Reproduce the entries exactly.

Given records
# # # #
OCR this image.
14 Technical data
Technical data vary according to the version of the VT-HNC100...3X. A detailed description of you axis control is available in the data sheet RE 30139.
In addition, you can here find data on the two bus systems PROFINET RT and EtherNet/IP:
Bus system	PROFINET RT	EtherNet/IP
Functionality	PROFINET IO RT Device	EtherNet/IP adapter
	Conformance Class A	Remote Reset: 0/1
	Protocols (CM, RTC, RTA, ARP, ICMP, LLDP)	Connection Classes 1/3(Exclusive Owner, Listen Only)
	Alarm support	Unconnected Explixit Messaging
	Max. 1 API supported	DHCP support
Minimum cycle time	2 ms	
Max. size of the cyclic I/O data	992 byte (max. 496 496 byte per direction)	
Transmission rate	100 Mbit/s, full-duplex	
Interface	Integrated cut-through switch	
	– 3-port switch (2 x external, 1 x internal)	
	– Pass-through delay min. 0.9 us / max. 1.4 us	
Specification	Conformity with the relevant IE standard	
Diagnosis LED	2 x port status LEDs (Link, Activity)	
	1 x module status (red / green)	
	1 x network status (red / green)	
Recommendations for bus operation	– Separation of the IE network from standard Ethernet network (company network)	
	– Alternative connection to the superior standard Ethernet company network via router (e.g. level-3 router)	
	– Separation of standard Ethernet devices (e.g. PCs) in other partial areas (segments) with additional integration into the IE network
# # # #
Response below
OCR this image.
14 Technical data
Technical data vary according to the version of the VT-HNC100...3X. A detailed description of you axis control is available in the data sheet RE 30139.
In addition, you can here find data on the two bus systems PROFINET RT and EtherNet/IP:
Bus system	PROFINET RT	EtherNet/IP
Functionality	PROFINET IO RT Device	EtherNet/IP adapter
	Conformance Class A	Remote Reset: 0/1
	Protocols (CM, RTC, RTA, ARP, ICMP, LLDP)	Connection Classes 1/3(Exclusive Owner, Listen Only)
	Alarm support	Unconnected Explixit Messaging
	Max. 1 API supported	DHCP support
Minimum cycle time	2 ms	
Max. size of the cyclic I/O data	992 byte (max. 496 496 byte per direction)	
Transmission rate	100 Mbit/s, full-duplex	
Interface	Integrated cut-through switch	
	– 3-port switch (2 x external, 1 x internal)	
	– Pass-through delay min. 0.9 us / max. 1.4 us	
Specification	Conformity with the relevant IE standard	
Diagnosis LED	2 x port status LEDs (Link, Activity)	
	1 x module status (red / green)	
	1 x network status (red / green)	
Recommendations for bus operation	– Separation of the IE network from standard Ethernet network (company network)	
	– Alternative connection to the superior standard Ethernet company network via router (e.g. level-3 router)	
	– Separation of standard Ethernet devices (e.g. PCs) in other partial areas (segments) with additional integration into the IE network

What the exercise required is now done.